— BEGIN —

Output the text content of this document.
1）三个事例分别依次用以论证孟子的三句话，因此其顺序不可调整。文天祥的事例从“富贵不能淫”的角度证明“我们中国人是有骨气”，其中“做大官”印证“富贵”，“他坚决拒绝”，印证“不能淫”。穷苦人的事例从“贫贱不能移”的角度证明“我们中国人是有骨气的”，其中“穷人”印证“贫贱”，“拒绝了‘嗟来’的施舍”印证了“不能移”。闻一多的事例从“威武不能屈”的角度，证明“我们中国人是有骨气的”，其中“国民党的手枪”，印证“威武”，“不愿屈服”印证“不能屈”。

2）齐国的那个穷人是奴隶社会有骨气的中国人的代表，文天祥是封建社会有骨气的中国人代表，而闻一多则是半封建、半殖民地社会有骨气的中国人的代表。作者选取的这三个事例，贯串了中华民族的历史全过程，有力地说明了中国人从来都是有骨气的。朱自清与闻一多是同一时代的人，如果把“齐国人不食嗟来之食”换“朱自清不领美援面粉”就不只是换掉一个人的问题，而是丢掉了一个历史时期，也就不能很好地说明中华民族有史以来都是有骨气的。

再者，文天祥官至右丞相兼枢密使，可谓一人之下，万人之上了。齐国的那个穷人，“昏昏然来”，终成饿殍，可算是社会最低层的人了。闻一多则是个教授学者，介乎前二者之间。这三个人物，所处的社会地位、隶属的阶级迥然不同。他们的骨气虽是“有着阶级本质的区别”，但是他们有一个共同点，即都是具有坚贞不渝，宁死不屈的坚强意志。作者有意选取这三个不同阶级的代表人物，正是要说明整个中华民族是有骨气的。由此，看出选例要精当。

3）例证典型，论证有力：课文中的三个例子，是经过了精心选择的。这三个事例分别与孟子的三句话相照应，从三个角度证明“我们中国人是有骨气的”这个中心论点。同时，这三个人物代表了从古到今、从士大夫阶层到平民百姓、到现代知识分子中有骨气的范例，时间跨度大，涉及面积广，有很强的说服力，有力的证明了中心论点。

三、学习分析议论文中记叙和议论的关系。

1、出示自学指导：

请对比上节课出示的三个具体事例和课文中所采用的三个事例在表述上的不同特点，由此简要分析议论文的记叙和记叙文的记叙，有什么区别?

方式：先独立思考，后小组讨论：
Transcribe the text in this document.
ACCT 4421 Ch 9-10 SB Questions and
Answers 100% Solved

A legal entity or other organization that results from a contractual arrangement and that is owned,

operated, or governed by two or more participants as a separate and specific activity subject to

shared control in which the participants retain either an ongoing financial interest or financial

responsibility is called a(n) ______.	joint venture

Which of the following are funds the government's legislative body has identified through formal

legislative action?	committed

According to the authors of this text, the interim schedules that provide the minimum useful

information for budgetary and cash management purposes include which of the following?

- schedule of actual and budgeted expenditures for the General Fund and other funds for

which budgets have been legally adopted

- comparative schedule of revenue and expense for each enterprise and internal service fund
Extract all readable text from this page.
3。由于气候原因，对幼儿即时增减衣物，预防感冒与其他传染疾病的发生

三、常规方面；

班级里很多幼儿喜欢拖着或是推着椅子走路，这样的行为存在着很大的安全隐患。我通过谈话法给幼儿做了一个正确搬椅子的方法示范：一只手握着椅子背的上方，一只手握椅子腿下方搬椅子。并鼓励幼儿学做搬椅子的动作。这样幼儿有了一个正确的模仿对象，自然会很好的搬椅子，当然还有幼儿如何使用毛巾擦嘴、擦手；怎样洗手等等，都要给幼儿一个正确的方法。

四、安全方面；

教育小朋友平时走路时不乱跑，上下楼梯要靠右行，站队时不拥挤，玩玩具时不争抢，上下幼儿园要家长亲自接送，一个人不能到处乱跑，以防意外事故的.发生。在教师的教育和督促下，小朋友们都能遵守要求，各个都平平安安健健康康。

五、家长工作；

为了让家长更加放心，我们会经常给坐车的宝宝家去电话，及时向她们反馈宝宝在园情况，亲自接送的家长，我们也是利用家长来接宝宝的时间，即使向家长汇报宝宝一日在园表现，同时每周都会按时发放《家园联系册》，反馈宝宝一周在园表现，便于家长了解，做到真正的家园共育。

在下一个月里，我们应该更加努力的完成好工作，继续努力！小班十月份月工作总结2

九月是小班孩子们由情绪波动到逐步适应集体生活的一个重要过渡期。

— END —

◆ Instructions for the task
Using the entries above, state how many lines include the word "legislative", with no other words.

◆ Worked answer
2